** STORED DATA **

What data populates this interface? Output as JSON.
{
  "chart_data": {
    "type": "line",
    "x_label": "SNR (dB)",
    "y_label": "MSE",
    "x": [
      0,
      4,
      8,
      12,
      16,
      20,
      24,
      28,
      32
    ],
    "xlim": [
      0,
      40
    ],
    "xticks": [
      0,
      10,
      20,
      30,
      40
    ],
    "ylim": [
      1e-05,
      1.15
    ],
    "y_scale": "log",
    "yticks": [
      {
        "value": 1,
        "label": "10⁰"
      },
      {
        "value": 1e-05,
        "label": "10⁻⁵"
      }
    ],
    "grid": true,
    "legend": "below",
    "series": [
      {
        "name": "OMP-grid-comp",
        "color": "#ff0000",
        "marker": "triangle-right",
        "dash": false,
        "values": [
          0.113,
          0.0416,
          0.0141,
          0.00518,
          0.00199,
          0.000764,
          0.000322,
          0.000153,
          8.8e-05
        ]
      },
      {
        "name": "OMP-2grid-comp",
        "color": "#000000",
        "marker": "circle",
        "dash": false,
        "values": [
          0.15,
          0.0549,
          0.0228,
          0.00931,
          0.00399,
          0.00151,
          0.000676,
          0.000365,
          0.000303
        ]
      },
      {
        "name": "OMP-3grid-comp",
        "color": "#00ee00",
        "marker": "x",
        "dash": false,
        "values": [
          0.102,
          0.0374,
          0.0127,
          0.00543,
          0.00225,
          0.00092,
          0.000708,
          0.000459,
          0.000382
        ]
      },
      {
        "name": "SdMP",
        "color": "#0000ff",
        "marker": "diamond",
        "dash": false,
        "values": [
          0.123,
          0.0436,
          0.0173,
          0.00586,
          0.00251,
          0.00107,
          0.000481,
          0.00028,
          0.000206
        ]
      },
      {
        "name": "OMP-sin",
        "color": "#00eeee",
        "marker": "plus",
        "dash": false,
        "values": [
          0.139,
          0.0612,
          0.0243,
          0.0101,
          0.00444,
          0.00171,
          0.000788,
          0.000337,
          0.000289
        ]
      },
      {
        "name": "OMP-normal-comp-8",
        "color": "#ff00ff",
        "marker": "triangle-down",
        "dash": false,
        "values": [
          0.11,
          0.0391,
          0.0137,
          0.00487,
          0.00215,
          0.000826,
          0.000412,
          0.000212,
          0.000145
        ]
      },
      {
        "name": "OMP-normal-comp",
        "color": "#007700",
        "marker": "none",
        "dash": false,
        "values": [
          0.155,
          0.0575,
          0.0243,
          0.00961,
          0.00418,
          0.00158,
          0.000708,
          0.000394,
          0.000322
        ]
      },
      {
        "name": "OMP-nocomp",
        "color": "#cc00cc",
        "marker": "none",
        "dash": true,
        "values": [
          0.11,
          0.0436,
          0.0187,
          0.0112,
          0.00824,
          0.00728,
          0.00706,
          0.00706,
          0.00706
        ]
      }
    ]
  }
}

** WHAT YOU NEED TO DO **
Identify the lines of the data that contain the word "name". Copy each of them.

** REPLY **
        "name": "OMP-grid-comp",
        "name": "OMP-2grid-comp",
        "name": "OMP-3grid-comp",
        "name": "SdMP",
        "name": "OMP-sin",
        "name": "OMP-normal-comp-8",
        "name": "OMP-normal-comp",
        "name": "OMP-nocomp",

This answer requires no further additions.